-- PROMPT --
Search the records for lines with the word "schoolonderzoek" and copy each match.

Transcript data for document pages
===============

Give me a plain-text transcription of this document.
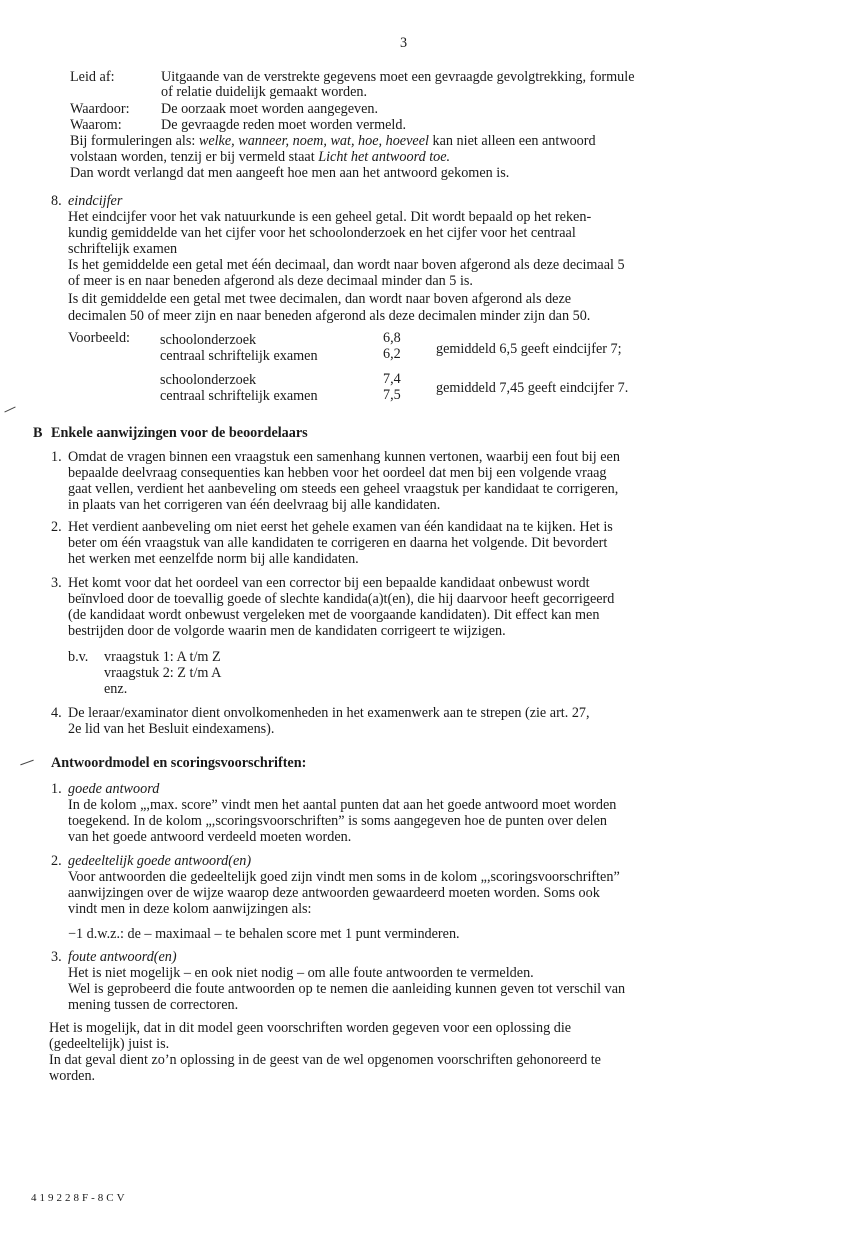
3
Leid af:	Uitgaande van de verstrekte gegevens moet een gevraagde gevolgtrekking, formule
of relatie duidelijk gemaakt worden.
Waardoor: De oorzaak moet worden aangegeven.
Waarom:	De gevraagde reden moet worden vermeld.
Bij formuleringen als: welke, wanneer, noem, wat, hoe, hoeveel kan niet alleen een antwoord
volstaan worden, tenzij er bij vermeld staat Licht het antwoord toe.
Dan wordt verlangd dat men aangeeft hoe men aan het antwoord gekomen is.
8. eindcijfer
Het eindcijfer voor het vak natuurkunde is een geheel getal. Dit wordt bepaald op het reken-
kundig gemiddelde van het cijfer voor het schoolonderzoek en het cijfer voor het centraal
schriftelijk examen
Is het gemiddelde een getal met één decimaal, dan wordt naar boven afgerond als deze decimaal 5
of meer is en naar beneden afgerond als deze decimaal minder dan 5 is.
Is dit gemiddelde een getal met twee decimalen, dan wordt naar boven afgerond als deze
decimalen 50 of meer zijn en naar beneden afgerond als deze decimalen minder zijn dan 50.
Voorbeeld: schoolonderzoek	6,8
centraal schriftelijk examen	6,2 gemiddeld 6,5 geeft eindcijfer 7;
schoolonderzoek	7,4
centraal schriftelijk examen	7,5 gemiddeld 7,45 geeft eindcijfer 7.
B Enkele aanwijzingen voor de beoordelaars
1. Omdat de vragen binnen een vraagstuk een samenhang kunnen vertonen, waarbij een fout bij een
bepaalde deelvraag consequenties kan hebben voor het oordeel dat men bij een volgende vraag
gaat vellen, verdient het aanbeveling om steeds een geheel vraagstuk per kandidaat te corrigeren,
in plaats van het corrigeren van één deelvraag bij alle kandidaten.
2. Het verdient aanbeveling om niet eerst het gehele examen van één kandidaat na te kijken. Het is
beter om één vraagstuk van alle kandidaten te corrigeren en daarna het volgende. Dit bevordert
het werken met eenzelfde norm bij alle kandidaten.
3. Het komt voor dat het oordeel van een corrector bij een bepaalde kandidaat onbewust wordt
beïnvloed door de toevallig goede of slechte kandida(a)t(en), die hij daarvoor heeft gecorrigeerd
(de kandidaat wordt onbewust vergeleken met de voorgaande kandidaten). Dit effect kan men
bestrijden door de volgorde waarin men de kandidaten corrigeert te wijzigen.
b.v. vraagstuk 1: A t/m Z
vraagstuk 2: Z t/m A
enz.
4. De leraar/examinator dient onvolkomenheden in het examenwerk aan te strepen (zie art. 27,
2e lid van het Besluit eindexamens).
Antwoordmodel en scoringsvoorschriften:
1. goede antwoord
In de kolom „,max. score” vindt men het aantal punten dat aan het goede antwoord moet worden
toegekend. In de kolom „,scoringsvoorschriften” is soms aangegeven hoe de punten over delen
van het goede antwoord verdeeld moeten worden.
2. gedeeltelijk goede antwoord(en)
Voor antwoorden die gedeeltelijk goed zijn vindt men soms in de kolom „,scoringsvoorschriften”
aanwijzingen over de wijze waarop deze antwoorden gewaardeerd moeten worden. Soms ook
vindt men in deze kolom aanwijzingen als:
−1 d.w.z.: de – maximaal – te behalen score met 1 punt verminderen.
3. foute antwoord(en)
Het is niet mogelijk – en ook niet nodig – om alle foute antwoorden te vermelden.
Wel is geprobeerd die foute antwoorden op te nemen die aanleiding kunnen geven tot verschil van
mening tussen de correctoren.
Het is mogelijk, dat in dit model geen voorschriften worden gegeven voor een oplossing die
(gedeeltelijk) juist is.
In dat geval dient zo’n oplossing in de geest van de wel opgenomen voorschriften gehonoreerd te
worden.
419228F-8CV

===============

-- TASK SOLUTION --
kundig gemiddelde van het cijfer voor het schoolonderzoek en het cijfer voor het centraal
Voorbeeld: schoolonderzoek	6,8
schoolonderzoek	7,4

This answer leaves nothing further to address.